------ Data entries

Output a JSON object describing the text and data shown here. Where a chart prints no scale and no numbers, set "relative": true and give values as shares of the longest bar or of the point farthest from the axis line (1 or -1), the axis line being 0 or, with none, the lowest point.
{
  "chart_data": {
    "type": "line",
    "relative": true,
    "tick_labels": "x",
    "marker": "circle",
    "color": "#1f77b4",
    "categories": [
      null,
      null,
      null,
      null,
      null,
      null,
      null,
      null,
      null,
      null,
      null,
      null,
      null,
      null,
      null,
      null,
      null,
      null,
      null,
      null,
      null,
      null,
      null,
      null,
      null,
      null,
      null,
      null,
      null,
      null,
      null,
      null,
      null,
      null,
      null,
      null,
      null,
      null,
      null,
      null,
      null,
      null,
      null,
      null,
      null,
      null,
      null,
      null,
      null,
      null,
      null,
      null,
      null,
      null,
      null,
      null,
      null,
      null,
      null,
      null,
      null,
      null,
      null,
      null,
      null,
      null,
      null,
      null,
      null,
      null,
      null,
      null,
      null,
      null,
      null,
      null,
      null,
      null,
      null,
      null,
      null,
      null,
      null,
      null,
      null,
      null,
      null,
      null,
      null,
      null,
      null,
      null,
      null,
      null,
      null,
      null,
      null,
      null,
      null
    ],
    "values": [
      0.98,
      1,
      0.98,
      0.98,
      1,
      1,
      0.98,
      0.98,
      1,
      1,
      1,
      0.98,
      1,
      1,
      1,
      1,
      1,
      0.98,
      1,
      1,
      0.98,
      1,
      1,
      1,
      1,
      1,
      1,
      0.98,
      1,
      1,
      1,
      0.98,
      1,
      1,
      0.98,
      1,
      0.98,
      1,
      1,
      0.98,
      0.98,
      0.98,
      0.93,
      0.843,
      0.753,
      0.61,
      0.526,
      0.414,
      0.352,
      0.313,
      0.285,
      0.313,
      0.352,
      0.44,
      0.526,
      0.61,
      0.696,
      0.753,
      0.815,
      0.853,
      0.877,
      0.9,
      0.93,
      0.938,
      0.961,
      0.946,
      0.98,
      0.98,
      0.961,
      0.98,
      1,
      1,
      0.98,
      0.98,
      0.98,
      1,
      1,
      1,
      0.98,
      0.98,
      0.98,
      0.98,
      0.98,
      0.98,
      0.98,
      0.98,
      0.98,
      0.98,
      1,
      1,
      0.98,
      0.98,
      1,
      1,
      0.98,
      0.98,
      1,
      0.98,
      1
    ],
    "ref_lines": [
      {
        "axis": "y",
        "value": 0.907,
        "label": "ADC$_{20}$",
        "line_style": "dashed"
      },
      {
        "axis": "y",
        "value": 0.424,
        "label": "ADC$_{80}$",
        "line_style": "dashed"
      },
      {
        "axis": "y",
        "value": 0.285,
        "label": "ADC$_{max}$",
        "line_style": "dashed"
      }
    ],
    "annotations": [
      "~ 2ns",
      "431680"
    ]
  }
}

------------

▸ Your goal
Reproduce the records in full, exactly as written.

▸ Response
Output a JSON object describing the text and data shown here. Where a chart prints no scale and no numbers, set "relative": true and give values as shares of the longest bar or of the point farthest from the axis line (1 or -1), the axis line being 0 or, with none, the lowest point.
{
  "chart_data": {
    "type": "line",
    "relative": true,
    "tick_labels": "x",
    "marker": "circle",
    "color": "#1f77b4",
    "categories": [
      null,
      null,
      null,
      null,
      null,
      null,
      null,
      null,
      null,
      null,
      null,
      null,
      null,
      null,
      null,
      null,
      null,
      null,
      null,
      null,
      null,
      null,
      null,
      null,
      null,
      null,
      null,
      null,
      null,
      null,
      null,
      null,
      null,
      null,
      null,
      null,
      null,
      null,
      null,
      null,
      null,
      null,
      null,
      null,
      null,
      null,
      null,
      null,
      null,
      null,
      null,
      null,
      null,
      null,
      null,
      null,
      null,
      null,
      null,
      null,
      null,
      null,
      null,
      null,
      null,
      null,
      null,
      null,
      null,
      null,
      null,
      null,
      null,
      null,
      null,
      null,
      null,
      null,
      null,
      null,
      null,
      null,
      null,
      null,
      null,
      null,
      null,
      null,
      null,
      null,
      null,
      null,
      null,
      null,
      null,
      null,
      null,
      null,
      null
    ],
    "values": [
      0.98,
      1,
      0.98,
      0.98,
      1,
      1,
      0.98,
      0.98,
      1,
      1,
      1,
      0.98,
      1,
      1,
      1,
      1,
      1,
      0.98,
      1,
      1,
      0.98,
      1,
      1,
      1,
      1,
      1,
      1,
      0.98,
      1,
      1,
      1,
      0.98,
      1,
      1,
      0.98,
      1,
      0.98,
      1,
      1,
      0.98,
      0.98,
      0.98,
      0.93,
      0.843,
      0.753,
      0.61,
      0.526,
      0.414,
      0.352,
      0.313,
      0.285,
      0.313,
      0.352,
      0.44,
      0.526,
      0.61,
      0.696,
      0.753,
      0.815,
      0.853,
      0.877,
      0.9,
      0.93,
      0.938,
      0.961,
      0.946,
      0.98,
      0.98,
      0.961,
      0.98,
      1,
      1,
      0.98,
      0.98,
      0.98,
      1,
      1,
      1,
      0.98,
      0.98,
      0.98,
      0.98,
      0.98,
      0.98,
      0.98,
      0.98,
      0.98,
      0.98,
      1,
      1,
      0.98,
      0.98,
      1,
      1,
      0.98,
      0.98,
      1,
      0.98,
      1
    ],
    "ref_lines": [
      {
        "axis": "y",
        "value": 0.907,
        "label": "ADC$_{20}$",
        "line_style": "dashed"
      },
      {
        "axis": "y",
        "value": 0.424,
        "label": "ADC$_{80}$",
        "line_style": "dashed"
      },
      {
        "axis": "y",
        "value": 0.285,
        "label": "ADC$_{max}$",
        "line_style": "dashed"
      }
    ],
    "annotations": [
      "~ 2ns",
      "431680"
    ]
  }
}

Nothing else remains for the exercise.